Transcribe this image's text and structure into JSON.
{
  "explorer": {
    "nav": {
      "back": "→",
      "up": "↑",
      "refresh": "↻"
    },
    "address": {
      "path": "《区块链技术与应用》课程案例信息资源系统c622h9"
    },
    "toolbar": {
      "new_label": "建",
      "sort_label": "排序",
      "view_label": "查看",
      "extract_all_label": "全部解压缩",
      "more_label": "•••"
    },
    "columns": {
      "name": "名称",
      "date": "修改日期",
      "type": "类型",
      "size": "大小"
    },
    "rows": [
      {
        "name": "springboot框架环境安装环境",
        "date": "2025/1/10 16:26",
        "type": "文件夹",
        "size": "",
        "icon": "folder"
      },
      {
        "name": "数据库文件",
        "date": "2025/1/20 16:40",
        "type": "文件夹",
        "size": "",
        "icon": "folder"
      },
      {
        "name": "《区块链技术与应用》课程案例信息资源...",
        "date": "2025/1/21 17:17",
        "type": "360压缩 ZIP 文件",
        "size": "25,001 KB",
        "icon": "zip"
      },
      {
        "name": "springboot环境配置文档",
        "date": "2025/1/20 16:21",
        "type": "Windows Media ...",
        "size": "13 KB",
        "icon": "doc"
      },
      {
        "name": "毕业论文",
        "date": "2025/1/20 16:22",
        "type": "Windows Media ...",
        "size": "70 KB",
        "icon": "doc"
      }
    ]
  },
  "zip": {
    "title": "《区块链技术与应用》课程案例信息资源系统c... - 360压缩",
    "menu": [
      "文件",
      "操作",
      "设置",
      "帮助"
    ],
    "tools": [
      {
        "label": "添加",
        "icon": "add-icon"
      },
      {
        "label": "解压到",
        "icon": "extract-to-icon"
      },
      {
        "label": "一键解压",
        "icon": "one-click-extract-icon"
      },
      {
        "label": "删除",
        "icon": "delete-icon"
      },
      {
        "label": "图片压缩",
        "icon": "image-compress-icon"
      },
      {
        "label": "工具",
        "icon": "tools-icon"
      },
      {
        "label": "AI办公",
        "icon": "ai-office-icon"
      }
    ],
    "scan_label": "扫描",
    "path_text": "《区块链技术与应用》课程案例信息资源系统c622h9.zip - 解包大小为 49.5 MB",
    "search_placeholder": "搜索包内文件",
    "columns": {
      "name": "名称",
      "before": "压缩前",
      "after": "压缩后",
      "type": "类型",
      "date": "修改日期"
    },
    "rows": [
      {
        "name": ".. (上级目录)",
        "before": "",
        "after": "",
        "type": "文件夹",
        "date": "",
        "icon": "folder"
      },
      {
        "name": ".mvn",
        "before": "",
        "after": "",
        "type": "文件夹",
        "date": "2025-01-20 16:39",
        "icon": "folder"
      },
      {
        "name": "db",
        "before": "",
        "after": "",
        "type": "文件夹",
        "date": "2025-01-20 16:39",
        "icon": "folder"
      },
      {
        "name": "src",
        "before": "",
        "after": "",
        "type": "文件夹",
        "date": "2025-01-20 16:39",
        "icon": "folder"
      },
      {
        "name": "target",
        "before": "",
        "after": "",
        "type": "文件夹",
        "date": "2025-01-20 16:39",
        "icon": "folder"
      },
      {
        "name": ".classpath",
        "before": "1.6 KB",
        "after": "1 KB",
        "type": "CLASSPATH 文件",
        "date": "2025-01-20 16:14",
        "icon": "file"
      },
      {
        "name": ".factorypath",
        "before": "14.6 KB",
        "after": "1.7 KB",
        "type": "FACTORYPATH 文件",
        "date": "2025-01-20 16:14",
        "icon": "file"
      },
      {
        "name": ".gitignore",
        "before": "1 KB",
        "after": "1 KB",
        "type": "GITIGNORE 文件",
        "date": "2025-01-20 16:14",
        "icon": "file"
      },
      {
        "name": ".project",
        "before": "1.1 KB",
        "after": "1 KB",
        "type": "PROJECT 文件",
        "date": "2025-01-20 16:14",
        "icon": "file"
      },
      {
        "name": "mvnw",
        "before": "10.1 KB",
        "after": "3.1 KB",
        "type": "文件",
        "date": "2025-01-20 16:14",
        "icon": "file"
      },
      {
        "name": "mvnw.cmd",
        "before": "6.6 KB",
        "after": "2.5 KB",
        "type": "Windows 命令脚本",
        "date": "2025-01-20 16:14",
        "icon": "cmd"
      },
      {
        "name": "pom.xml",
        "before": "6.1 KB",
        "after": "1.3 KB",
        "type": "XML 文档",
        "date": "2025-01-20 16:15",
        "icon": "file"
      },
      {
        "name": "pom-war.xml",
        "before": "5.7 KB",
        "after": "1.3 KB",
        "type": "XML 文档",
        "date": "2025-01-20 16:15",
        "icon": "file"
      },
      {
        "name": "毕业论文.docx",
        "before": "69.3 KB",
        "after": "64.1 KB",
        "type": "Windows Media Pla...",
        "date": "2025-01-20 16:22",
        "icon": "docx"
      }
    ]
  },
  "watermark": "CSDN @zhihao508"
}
^^^^^^^^
* Stated goal
Return every line of the material exactly.

* Reply
Transcribe this image's text and structure into JSON.
{
  "explorer": {
    "nav": {
      "back": "→",
      "up": "↑",
      "refresh": "↻"
    },
    "address": {
      "path": "《区块链技术与应用》课程案例信息资源系统c622h9"
    },
    "toolbar": {
      "new_label": "建",
      "sort_label": "排序",
      "view_label": "查看",
      "extract_all_label": "全部解压缩",
      "more_label": "•••"
    },
    "columns": {
      "name": "名称",
      "date": "修改日期",
      "type": "类型",
      "size": "大小"
    },
    "rows": [
      {
        "name": "springboot框架环境安装环境",
        "date": "2025/1/10 16:26",
        "type": "文件夹",
        "size": "",
        "icon": "folder"
      },
      {
        "name": "数据库文件",
        "date": "2025/1/20 16:40",
        "type": "文件夹",
        "size": "",
        "icon": "folder"
      },
      {
        "name": "《区块链技术与应用》课程案例信息资源...",
        "date": "2025/1/21 17:17",
        "type": "360压缩 ZIP 文件",
        "size": "25,001 KB",
        "icon": "zip"
      },
      {
        "name": "springboot环境配置文档",
        "date": "2025/1/20 16:21",
        "type": "Windows Media ...",
        "size": "13 KB",
        "icon": "doc"
      },
      {
        "name": "毕业论文",
        "date": "2025/1/20 16:22",
        "type": "Windows Media ...",
        "size": "70 KB",
        "icon": "doc"
      }
    ]
  },
  "zip": {
    "title": "《区块链技术与应用》课程案例信息资源系统c... - 360压缩",
    "menu": [
      "文件",
      "操作",
      "设置",
      "帮助"
    ],
    "tools": [
      {
        "label": "添加",
        "icon": "add-icon"
      },
      {
        "label": "解压到",
        "icon": "extract-to-icon"
      },
      {
        "label": "一键解压",
        "icon": "one-click-extract-icon"
      },
      {
        "label": "删除",
        "icon": "delete-icon"
      },
      {
        "label": "图片压缩",
        "icon": "image-compress-icon"
      },
      {
        "label": "工具",
        "icon": "tools-icon"
      },
      {
        "label": "AI办公",
        "icon": "ai-office-icon"
      }
    ],
    "scan_label": "扫描",
    "path_text": "《区块链技术与应用》课程案例信息资源系统c622h9.zip - 解包大小为 49.5 MB",
    "search_placeholder": "搜索包内文件",
    "columns": {
      "name": "名称",
      "before": "压缩前",
      "after": "压缩后",
      "type": "类型",
      "date": "修改日期"
    },
    "rows": [
      {
        "name": ".. (上级目录)",
        "before": "",
        "after": "",
        "type": "文件夹",
        "date": "",
        "icon": "folder"
      },
      {
        "name": ".mvn",
        "before": "",
        "after": "",
        "type": "文件夹",
        "date": "2025-01-20 16:39",
        "icon": "folder"
      },
      {
        "name": "db",
        "before": "",
        "after": "",
        "type": "文件夹",
        "date": "2025-01-20 16:39",
        "icon": "folder"
      },
      {
        "name": "src",
        "before": "",
        "after": "",
        "type": "文件夹",
        "date": "2025-01-20 16:39",
        "icon": "folder"
      },
      {
        "name": "target",
        "before": "",
        "after": "",
        "type": "文件夹",
        "date": "2025-01-20 16:39",
        "icon": "folder"
      },
      {
        "name": ".classpath",
        "before": "1.6 KB",
        "after": "1 KB",
        "type": "CLASSPATH 文件",
        "date": "2025-01-20 16:14",
        "icon": "file"
      },
      {
        "name": ".factorypath",
        "before": "14.6 KB",
        "after": "1.7 KB",
        "type": "FACTORYPATH 文件",
        "date": "2025-01-20 16:14",
        "icon": "file"
      },
      {
        "name": ".gitignore",
        "before": "1 KB",
        "after": "1 KB",
        "type": "GITIGNORE 文件",
        "date": "2025-01-20 16:14",
        "icon": "file"
      },
      {
        "name": ".project",
        "before": "1.1 KB",
        "after": "1 KB",
        "type": "PROJECT 文件",
        "date": "2025-01-20 16:14",
        "icon": "file"
      },
      {
        "name": "mvnw",
        "before": "10.1 KB",
        "after": "3.1 KB",
        "type": "文件",
        "date": "2025-01-20 16:14",
        "icon": "file"
      },
      {
        "name": "mvnw.cmd",
        "before": "6.6 KB",
        "after": "2.5 KB",
        "type": "Windows 命令脚本",
        "date": "2025-01-20 16:14",
        "icon": "cmd"
      },
      {
        "name": "pom.xml",
        "before": "6.1 KB",
        "after": "1.3 KB",
        "type": "XML 文档",
        "date": "2025-01-20 16:15",
        "icon": "file"
      },
      {
        "name": "pom-war.xml",
        "before": "5.7 KB",
        "after": "1.3 KB",
        "type": "XML 文档",
        "date": "2025-01-20 16:15",
        "icon": "file"
      },
      {
        "name": "毕业论文.docx",
        "before": "69.3 KB",
        "after": "64.1 KB",
        "type": "Windows Media Pla...",
        "date": "2025-01-20 16:22",
        "icon": "docx"
      }
    ]
  },
  "watermark": "CSDN @zhihao508"
}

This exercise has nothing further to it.